What this task involves -
Please rename "panel background" as "backdrop panel" in the listing from its first line through the line containing "big toe [1167, 568, 1386, 706]", and give back only those lines with nothing else altered.

Annotated element listing
# # # #

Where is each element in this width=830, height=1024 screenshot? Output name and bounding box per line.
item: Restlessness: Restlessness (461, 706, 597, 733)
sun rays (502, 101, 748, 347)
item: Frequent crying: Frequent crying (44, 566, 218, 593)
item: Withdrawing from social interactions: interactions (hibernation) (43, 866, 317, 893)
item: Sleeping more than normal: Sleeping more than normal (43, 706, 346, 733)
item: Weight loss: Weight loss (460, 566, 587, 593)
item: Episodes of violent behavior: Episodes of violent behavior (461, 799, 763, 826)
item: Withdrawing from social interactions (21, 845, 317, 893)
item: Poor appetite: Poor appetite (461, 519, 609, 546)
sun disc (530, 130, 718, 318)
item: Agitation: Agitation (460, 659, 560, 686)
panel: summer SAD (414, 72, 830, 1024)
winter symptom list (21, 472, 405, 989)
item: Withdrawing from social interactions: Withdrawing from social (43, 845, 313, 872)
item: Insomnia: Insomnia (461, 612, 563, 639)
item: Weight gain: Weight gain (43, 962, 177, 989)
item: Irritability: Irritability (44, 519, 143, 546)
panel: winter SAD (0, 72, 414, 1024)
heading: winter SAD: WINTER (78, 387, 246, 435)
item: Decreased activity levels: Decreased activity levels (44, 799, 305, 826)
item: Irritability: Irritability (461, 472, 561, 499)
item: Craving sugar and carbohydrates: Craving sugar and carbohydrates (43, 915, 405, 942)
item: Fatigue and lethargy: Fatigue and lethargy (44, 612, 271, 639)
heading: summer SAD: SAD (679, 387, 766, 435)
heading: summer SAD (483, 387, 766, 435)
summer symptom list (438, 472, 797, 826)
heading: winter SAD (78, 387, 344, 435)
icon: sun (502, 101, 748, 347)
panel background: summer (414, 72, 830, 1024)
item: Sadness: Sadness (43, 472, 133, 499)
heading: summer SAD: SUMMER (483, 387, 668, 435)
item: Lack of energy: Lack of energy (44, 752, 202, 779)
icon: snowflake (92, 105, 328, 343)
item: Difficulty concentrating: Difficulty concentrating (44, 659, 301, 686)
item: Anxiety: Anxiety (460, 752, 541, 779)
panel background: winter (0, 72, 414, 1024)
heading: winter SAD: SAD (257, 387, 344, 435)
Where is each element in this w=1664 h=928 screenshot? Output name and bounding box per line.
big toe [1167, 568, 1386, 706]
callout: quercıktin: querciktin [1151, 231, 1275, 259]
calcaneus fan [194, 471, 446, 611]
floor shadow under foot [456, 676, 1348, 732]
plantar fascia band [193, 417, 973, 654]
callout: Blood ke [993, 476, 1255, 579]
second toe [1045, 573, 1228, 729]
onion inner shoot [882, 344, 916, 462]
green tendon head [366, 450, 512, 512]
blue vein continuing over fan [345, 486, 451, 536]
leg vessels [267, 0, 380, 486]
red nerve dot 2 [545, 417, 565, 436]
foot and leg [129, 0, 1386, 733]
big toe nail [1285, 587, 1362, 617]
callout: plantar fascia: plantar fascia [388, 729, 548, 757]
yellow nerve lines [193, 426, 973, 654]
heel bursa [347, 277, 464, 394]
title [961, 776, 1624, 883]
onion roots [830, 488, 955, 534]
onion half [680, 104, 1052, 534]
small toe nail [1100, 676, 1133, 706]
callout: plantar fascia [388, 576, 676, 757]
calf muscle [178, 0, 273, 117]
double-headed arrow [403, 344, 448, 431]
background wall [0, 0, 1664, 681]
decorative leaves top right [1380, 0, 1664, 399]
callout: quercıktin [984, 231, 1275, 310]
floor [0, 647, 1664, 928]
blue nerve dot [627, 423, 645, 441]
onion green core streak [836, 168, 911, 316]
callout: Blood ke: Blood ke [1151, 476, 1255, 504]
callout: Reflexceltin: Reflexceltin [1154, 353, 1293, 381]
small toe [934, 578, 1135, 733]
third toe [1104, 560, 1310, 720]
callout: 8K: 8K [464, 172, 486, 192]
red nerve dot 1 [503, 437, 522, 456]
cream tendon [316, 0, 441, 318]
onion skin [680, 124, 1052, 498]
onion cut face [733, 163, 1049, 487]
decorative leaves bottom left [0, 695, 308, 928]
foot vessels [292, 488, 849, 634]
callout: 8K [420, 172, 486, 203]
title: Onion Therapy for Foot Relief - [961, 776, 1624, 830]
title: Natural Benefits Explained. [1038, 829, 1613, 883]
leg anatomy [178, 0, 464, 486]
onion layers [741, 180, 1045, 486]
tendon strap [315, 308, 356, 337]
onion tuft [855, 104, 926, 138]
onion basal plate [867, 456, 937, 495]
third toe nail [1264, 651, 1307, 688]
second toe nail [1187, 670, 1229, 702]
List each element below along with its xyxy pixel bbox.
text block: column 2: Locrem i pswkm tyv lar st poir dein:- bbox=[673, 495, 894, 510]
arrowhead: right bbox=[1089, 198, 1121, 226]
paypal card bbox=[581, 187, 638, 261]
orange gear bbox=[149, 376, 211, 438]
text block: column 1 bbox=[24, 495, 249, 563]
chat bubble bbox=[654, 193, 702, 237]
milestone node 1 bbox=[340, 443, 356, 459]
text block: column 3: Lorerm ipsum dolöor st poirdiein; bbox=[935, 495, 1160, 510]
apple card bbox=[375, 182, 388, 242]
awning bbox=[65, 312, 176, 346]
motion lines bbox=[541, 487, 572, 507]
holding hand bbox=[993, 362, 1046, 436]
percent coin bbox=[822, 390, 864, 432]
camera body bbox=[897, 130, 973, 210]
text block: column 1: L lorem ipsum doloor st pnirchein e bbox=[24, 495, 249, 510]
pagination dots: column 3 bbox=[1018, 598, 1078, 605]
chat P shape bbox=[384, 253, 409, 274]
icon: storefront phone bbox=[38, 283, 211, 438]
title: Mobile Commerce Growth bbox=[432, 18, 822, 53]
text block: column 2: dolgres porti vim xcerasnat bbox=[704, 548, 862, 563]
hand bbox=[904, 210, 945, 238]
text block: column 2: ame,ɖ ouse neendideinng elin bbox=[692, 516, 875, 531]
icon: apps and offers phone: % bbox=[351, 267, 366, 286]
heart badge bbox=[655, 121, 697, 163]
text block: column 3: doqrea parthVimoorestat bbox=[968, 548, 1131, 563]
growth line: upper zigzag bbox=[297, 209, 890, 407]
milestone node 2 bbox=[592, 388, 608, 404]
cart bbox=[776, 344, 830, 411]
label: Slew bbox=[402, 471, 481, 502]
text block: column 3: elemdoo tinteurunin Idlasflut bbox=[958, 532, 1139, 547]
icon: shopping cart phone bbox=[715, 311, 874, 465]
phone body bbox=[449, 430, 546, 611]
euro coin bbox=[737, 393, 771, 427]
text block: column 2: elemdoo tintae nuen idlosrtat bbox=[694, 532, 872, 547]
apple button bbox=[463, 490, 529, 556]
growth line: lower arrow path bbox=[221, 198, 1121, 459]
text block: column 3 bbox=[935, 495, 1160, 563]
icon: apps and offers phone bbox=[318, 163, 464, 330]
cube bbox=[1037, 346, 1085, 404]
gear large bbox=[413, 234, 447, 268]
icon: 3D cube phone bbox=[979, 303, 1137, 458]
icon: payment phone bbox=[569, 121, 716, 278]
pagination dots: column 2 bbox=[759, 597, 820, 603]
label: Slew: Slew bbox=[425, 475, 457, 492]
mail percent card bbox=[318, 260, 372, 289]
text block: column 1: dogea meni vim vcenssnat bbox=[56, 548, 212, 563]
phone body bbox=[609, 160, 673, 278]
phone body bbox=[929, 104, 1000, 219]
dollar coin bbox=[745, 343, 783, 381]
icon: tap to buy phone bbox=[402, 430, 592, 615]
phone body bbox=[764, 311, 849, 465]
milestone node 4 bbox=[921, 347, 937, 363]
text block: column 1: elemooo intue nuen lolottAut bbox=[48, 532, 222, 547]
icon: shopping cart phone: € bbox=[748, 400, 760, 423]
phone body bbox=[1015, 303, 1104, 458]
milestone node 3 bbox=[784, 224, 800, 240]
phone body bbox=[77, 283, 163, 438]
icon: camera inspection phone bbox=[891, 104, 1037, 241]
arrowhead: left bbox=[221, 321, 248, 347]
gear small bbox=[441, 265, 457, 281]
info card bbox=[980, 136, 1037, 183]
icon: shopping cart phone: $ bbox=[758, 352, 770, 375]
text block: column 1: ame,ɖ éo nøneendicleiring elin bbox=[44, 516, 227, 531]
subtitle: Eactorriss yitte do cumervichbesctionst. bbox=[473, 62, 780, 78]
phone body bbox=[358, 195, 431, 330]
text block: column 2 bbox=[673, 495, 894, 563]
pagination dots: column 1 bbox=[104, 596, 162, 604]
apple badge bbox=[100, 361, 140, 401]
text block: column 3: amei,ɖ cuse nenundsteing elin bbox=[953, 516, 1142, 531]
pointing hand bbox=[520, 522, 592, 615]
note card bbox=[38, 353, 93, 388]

# # # #

Answer for the task -
Where is each element in this width=830, height=1024 screenshot? Output name and bounding box per line.
item: Restlessness: Restlessness (461, 706, 597, 733)
sun rays (502, 101, 748, 347)
item: Frequent crying: Frequent crying (44, 566, 218, 593)
item: Withdrawing from social interactions: interactions (hibernation) (43, 866, 317, 893)
item: Sleeping more than normal: Sleeping more than normal (43, 706, 346, 733)
item: Weight loss: Weight loss (460, 566, 587, 593)
item: Episodes of violent behavior: Episodes of violent behavior (461, 799, 763, 826)
item: Withdrawing from social interactions (21, 845, 317, 893)
item: Poor appetite: Poor appetite (461, 519, 609, 546)
sun disc (530, 130, 718, 318)
item: Agitation: Agitation (460, 659, 560, 686)
panel: summer SAD (414, 72, 830, 1024)
winter symptom list (21, 472, 405, 989)
item: Withdrawing from social interactions: Withdrawing from social (43, 845, 313, 872)
item: Insomnia: Insomnia (461, 612, 563, 639)
item: Weight gain: Weight gain (43, 962, 177, 989)
item: Irritability: Irritability (44, 519, 143, 546)
panel: winter SAD (0, 72, 414, 1024)
heading: winter SAD: WINTER (78, 387, 246, 435)
item: Decreased activity levels: Decreased activity levels (44, 799, 305, 826)
item: Irritability: Irritability (461, 472, 561, 499)
item: Craving sugar and carbohydrates: Craving sugar and carbohydrates (43, 915, 405, 942)
item: Fatigue and lethargy: Fatigue and lethargy (44, 612, 271, 639)
heading: summer SAD: SAD (679, 387, 766, 435)
heading: summer SAD (483, 387, 766, 435)
summer symptom list (438, 472, 797, 826)
heading: winter SAD (78, 387, 344, 435)
icon: sun (502, 101, 748, 347)
backdrop panel: summer (414, 72, 830, 1024)
item: Sadness: Sadness (43, 472, 133, 499)
heading: summer SAD: SUMMER (483, 387, 668, 435)
item: Lack of energy: Lack of energy (44, 752, 202, 779)
icon: snowflake (92, 105, 328, 343)
item: Difficulty concentrating: Difficulty concentrating (44, 659, 301, 686)
item: Anxiety: Anxiety (460, 752, 541, 779)
backdrop panel: winter (0, 72, 414, 1024)
heading: winter SAD: SAD (257, 387, 344, 435)
Where is each element in this w=1664 h=928 screenshot? Output name and bounding box per line.
big toe [1167, 568, 1386, 706]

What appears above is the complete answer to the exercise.